* The exercise *
In the material below, begin at the line that has "Text: By arrangement: By" and stop after the line that has "Text: Industry: Industry". Write those lines again with "Industry" swapped for "Workplace" and everything else unchanged.

* Supplied information *
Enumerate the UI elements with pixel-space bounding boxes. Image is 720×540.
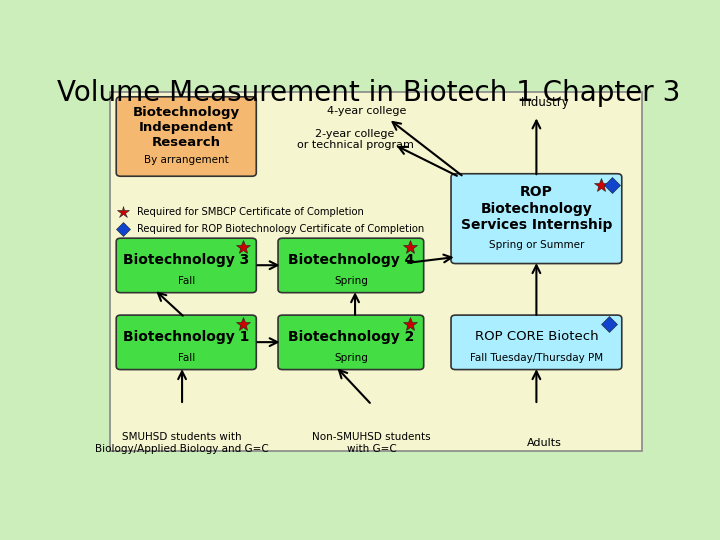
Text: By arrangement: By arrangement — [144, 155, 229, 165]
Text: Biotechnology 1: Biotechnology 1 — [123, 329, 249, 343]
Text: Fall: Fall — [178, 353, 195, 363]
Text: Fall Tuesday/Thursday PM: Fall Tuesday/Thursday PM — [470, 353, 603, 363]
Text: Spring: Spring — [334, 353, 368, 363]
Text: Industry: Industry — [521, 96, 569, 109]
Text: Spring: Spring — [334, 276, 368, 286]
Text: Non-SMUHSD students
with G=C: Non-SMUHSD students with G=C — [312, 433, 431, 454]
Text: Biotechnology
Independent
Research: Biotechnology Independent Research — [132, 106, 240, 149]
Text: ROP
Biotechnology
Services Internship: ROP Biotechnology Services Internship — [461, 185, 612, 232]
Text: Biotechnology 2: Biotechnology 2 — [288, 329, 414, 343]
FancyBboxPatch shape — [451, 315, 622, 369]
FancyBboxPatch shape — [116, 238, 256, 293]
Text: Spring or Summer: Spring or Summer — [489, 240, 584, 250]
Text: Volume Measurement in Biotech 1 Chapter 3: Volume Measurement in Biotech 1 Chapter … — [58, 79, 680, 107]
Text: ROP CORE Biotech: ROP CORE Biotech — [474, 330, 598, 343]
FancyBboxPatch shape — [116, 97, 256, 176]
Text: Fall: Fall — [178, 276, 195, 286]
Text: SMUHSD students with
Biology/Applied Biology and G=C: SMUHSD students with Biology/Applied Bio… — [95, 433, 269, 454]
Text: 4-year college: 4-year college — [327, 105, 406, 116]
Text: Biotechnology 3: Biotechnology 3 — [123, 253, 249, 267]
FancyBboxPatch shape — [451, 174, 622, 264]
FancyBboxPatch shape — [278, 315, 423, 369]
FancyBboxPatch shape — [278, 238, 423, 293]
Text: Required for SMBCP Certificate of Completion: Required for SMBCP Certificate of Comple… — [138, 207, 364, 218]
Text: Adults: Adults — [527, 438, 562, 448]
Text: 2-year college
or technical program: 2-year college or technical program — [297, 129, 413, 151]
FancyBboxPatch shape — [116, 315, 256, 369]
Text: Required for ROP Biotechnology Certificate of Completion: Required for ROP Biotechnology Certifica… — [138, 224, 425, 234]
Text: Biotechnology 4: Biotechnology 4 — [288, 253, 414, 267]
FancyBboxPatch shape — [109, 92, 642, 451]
==
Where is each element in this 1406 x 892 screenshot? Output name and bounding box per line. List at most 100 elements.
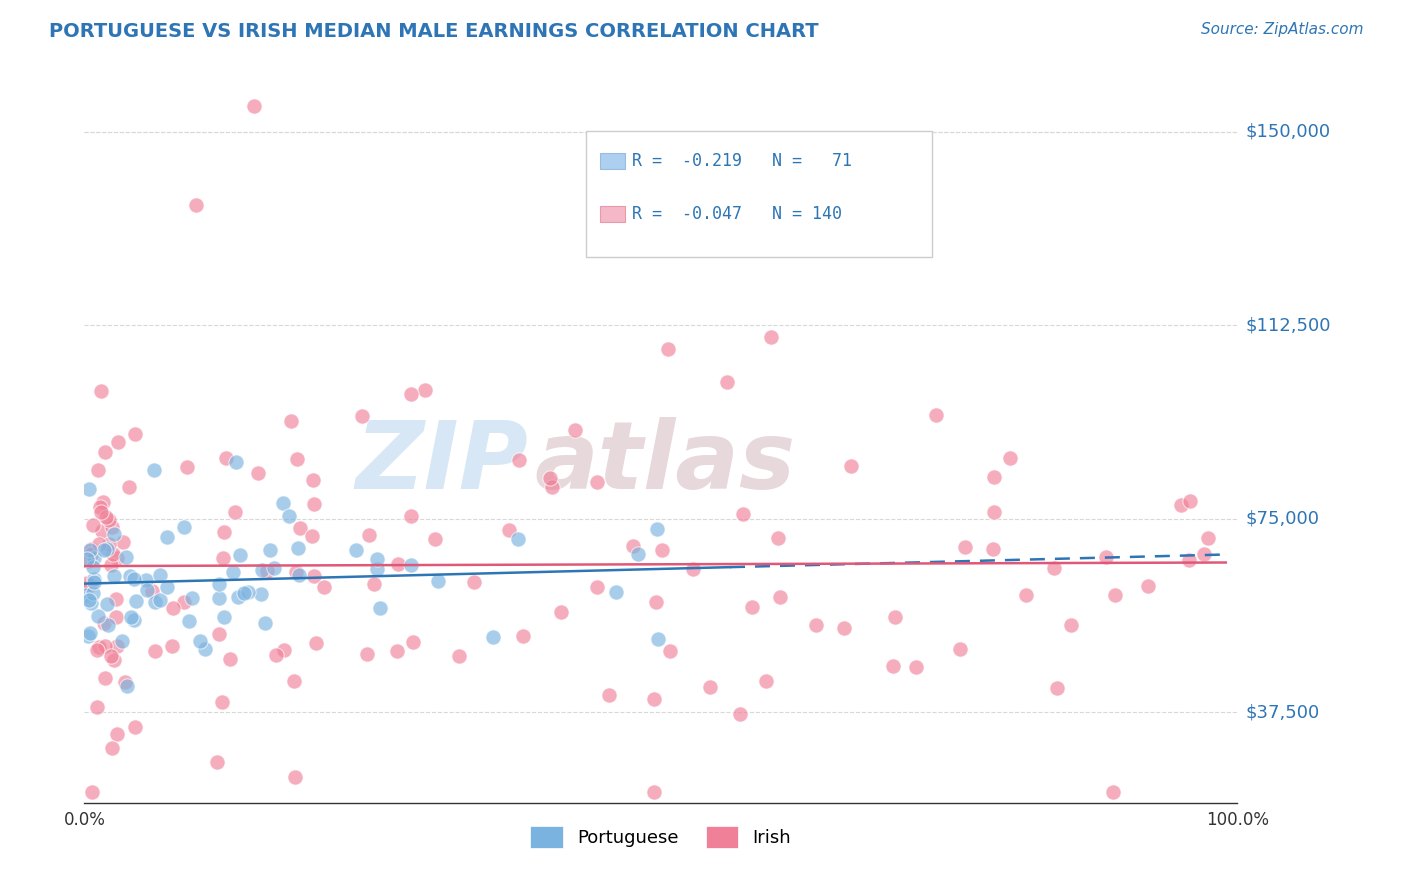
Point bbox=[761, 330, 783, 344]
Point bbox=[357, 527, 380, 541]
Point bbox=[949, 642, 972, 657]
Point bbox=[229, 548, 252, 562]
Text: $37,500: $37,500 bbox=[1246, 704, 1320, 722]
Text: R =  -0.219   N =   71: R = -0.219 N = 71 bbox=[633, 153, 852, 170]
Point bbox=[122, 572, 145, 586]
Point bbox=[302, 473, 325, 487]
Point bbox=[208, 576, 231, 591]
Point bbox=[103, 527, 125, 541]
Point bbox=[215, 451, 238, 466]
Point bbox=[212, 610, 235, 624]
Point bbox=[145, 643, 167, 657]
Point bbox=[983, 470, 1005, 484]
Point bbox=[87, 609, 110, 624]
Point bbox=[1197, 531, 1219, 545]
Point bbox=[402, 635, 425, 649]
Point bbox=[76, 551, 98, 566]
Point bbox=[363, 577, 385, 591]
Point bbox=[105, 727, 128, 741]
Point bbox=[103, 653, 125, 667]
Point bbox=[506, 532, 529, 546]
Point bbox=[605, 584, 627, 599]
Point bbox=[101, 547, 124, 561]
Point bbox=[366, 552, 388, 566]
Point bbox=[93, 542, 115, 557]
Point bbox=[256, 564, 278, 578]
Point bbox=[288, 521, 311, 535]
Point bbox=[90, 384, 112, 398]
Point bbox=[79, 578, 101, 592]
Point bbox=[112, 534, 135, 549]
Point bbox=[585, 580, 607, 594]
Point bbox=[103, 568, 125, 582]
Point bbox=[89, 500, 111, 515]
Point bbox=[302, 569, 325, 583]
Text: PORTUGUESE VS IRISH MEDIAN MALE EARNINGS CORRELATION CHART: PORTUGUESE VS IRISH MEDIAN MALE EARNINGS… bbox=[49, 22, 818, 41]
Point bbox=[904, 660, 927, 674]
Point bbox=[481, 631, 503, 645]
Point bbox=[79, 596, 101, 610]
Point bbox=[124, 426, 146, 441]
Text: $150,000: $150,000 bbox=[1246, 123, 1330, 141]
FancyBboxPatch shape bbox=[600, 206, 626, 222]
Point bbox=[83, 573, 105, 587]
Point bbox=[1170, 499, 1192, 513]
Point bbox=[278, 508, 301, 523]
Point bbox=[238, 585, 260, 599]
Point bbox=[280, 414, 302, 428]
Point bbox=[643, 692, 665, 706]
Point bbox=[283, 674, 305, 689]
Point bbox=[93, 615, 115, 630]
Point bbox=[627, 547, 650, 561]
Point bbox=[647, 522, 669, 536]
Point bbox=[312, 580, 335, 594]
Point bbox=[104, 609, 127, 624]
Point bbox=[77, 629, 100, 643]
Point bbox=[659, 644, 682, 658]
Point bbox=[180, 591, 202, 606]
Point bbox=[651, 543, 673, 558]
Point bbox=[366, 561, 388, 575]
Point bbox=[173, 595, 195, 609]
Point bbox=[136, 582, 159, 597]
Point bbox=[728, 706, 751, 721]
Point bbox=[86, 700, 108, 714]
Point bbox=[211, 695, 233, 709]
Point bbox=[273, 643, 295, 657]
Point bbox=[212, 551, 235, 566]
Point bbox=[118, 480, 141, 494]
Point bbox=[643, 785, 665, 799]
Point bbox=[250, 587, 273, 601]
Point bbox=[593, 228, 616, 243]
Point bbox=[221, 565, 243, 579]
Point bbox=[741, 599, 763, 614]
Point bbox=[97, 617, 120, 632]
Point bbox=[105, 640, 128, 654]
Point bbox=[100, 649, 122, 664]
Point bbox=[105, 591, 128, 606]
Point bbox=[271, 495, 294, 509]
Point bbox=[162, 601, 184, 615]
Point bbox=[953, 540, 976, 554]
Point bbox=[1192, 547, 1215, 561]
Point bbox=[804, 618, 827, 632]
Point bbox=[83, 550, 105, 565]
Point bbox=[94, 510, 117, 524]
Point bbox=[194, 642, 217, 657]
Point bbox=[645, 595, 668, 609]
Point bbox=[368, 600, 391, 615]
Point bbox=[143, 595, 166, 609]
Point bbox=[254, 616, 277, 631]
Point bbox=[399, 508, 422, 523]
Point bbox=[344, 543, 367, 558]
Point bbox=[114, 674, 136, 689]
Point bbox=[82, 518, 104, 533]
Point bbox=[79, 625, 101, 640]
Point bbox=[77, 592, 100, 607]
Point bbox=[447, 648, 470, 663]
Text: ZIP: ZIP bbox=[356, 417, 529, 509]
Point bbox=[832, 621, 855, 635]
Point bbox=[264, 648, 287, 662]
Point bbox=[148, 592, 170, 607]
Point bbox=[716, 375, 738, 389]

* Final result *
Text: By arrangement: By arrangement — [144, 155, 229, 165]
Text: Biotechnology 1: Biotechnology 1 — [123, 329, 249, 343]
Text: Fall: Fall — [178, 353, 195, 363]
Text: Fall Tuesday/Thursday PM: Fall Tuesday/Thursday PM — [470, 353, 603, 363]
Text: Spring: Spring — [334, 353, 368, 363]
Text: Workplace: Workplace — [521, 96, 569, 109]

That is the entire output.